(Document text)

Ditto ihatework's spring grass comment. You could try supplementing magnesium (you can get good quality magnesium oxide from Progressive Earth, a teaspoon a day is enough) as spring grass is very low in magnesium and some horses become deficient. It will make a difference fairly quickly if it is an issue.

I'd also getting the itchiness investigated, it's more likely to be linked to diet (sugar) or coat change / over-rugging than a change in weather.
 
I haven't seen him itch his hind more than any other part of his body, seems to be his belly, feathers and neck mostly effected. I did read up on pin worm but ruled it out as it seemed to be the wrong part xx
 
I have been thinking long and hard about diet, I have had him on a hay only diet, as much as he likes, literally a bale a day, he is out grazing for 12 hours a day (not much grass out there just yet) and limitless hay through out the night.
I tried to introduce the old feed his previous owner use to feed him before he began started to choke on his first feed (dengi Hifi molasses free) since then I have been super cautious. I don't think he is having a Sugar overload as that is exactly what I am trying to avoid. would be great to hear your thoughts on this! :) xx
 
that is interesting, I didn't realize Spring grass can have effect like that! he has been on a hay only diet for the last 6 weeks (about a bale a night and 12 hours grazing in the day). He is quiet thin at the moment but not silly thin, he came to me this way and I chose to go down the hay route rather than hard feed as I was aware the grass season is coming and he will likely balloon! ... if he doesn't my plan is hard feed :)
 
Don't underestimate the amount of grass available in an apparently bare paddock, it may only be bare as the horses are eating it as fast as it comes though but they could still be getting a significant amount of the high-sugar, low magnesium new shoots. Just because you cant see the grass doesn't mean to say its not growing....

(End Document text)
(Extracted information)

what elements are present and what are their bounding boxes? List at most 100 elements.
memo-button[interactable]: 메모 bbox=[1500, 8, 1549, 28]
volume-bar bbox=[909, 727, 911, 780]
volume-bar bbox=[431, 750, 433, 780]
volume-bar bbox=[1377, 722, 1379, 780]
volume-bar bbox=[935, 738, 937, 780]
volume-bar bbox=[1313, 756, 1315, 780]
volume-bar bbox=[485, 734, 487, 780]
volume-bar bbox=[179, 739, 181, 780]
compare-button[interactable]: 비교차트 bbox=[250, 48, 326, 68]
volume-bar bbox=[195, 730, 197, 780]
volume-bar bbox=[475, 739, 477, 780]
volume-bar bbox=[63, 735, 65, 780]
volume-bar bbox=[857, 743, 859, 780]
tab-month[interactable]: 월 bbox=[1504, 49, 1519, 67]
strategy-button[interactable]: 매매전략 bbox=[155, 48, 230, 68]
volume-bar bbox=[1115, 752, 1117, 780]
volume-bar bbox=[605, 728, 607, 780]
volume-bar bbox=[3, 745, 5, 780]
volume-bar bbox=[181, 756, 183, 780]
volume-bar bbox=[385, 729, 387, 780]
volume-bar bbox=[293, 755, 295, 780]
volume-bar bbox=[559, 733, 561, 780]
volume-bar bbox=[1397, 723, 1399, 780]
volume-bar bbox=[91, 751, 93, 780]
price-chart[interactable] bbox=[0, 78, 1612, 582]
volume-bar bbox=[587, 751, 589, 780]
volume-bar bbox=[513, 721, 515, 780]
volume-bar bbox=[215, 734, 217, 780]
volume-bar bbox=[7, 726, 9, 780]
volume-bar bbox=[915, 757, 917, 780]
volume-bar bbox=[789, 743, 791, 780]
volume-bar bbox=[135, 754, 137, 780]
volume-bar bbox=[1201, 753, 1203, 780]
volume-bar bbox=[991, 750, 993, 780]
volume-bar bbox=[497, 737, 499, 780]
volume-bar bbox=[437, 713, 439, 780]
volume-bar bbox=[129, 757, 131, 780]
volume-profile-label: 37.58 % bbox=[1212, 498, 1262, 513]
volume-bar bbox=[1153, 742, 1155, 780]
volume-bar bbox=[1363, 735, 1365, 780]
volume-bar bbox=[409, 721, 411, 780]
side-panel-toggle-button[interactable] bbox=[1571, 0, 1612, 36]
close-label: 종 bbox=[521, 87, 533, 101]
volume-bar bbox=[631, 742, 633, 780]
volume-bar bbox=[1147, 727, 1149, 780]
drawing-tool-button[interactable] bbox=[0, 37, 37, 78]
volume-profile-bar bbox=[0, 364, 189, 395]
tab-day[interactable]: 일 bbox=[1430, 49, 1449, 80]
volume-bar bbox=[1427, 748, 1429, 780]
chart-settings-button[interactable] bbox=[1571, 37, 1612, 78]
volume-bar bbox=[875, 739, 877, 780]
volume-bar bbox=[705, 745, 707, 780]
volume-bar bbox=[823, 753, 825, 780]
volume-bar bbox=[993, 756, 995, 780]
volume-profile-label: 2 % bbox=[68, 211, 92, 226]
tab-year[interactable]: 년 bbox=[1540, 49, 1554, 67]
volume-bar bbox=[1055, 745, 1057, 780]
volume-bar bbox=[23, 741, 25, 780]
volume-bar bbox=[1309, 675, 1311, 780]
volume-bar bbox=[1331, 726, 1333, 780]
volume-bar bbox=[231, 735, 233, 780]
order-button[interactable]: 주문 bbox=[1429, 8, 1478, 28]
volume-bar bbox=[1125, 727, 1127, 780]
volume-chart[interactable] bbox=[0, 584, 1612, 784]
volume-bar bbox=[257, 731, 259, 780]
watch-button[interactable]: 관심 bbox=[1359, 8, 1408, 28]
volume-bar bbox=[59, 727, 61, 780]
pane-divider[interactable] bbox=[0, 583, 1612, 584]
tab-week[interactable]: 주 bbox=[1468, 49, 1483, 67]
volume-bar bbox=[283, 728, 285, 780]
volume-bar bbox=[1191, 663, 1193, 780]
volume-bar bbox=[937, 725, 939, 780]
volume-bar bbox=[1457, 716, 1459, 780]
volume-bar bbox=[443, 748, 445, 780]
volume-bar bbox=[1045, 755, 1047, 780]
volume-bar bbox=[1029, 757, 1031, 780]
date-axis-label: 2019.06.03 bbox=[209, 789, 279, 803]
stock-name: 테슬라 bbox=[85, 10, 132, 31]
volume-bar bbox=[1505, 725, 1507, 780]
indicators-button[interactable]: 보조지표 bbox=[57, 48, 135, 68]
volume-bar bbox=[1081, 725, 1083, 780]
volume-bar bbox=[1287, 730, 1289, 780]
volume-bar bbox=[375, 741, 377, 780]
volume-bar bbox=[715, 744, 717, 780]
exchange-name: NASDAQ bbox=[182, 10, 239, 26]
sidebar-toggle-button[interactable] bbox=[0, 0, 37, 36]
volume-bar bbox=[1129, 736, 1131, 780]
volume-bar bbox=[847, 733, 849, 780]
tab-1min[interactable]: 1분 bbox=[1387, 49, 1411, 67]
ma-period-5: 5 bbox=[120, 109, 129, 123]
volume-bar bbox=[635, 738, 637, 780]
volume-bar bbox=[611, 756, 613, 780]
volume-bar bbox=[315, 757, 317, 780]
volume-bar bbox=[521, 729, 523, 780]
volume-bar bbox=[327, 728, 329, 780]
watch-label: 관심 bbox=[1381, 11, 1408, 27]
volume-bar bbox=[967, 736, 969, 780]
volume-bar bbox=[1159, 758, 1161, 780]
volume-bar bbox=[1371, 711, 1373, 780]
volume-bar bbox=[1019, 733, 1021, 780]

(End Extracted information)

**Problems to work on**:
a: Why does the owner in the horse-feeding discussion say they fed the thin horse hay instead of hard feed? Answer in one to three sentences.
b: Answer these questions from the horse-feeding discussion:
(i) How much magnesium oxide per day is suggested?
(ii) Which parts of the horse's body are mostly affected by the itching?
(iii) For how long has the horse been on a hay-only diet?
c: Continue the horse-feeding discussion from its final sentence.

**Answer set**:
a: The owner knew the grass season was coming and expected the horse would likely balloon once it arrived, so they chose hay rather than hard feed. Hard feed is the plan only if he doesn't gain weight.

b:
(i) A teaspoon a day.
(ii) His belly, feathers and neck.
(iii) The last 6 weeks.

c:
Ditto the above with the diet. Aside from that ,unfortunately nervous riders and a spooky horse creates a vicious cycle. I have one that spooks and darts about with one rider on , and if she dismount and I get on, he turns in to a bombproof schoolmaster (I ride very relaxed and not much bothers me) Could you stick a confident rider on and see if that helps?
 
My draft with feathers has just had a dectomax injection for mites. He's a very, very sweet horse but they drive him mad and his behaviour can get a bit erratic - he just wants to scratch all the time.

The 3 areas you mention are his main areas for itching.
 
Also had a feathery type with mites that drove him mad, he had an injection used for cattle I think (couldn't tell you what it was), it sorted the problem anyway. He would chew his legs up.
 
There's nothing wrong with feeding a forage only diet but you do need to supplement it with a 'balancer' to make sure the horse gets all the vitamins and minerals he needs. There are a few balancers on the market that are designed to balance typical U.K. forage (none of the big name brands sadly!), they include Progressive Earth's Pro-Balance and Pro-Hoof and Equinatural's Equivita. I'd recommend feeding a small amount of something like speedibeet with the recommended amount of one of those balancers in addition to his hay and grass.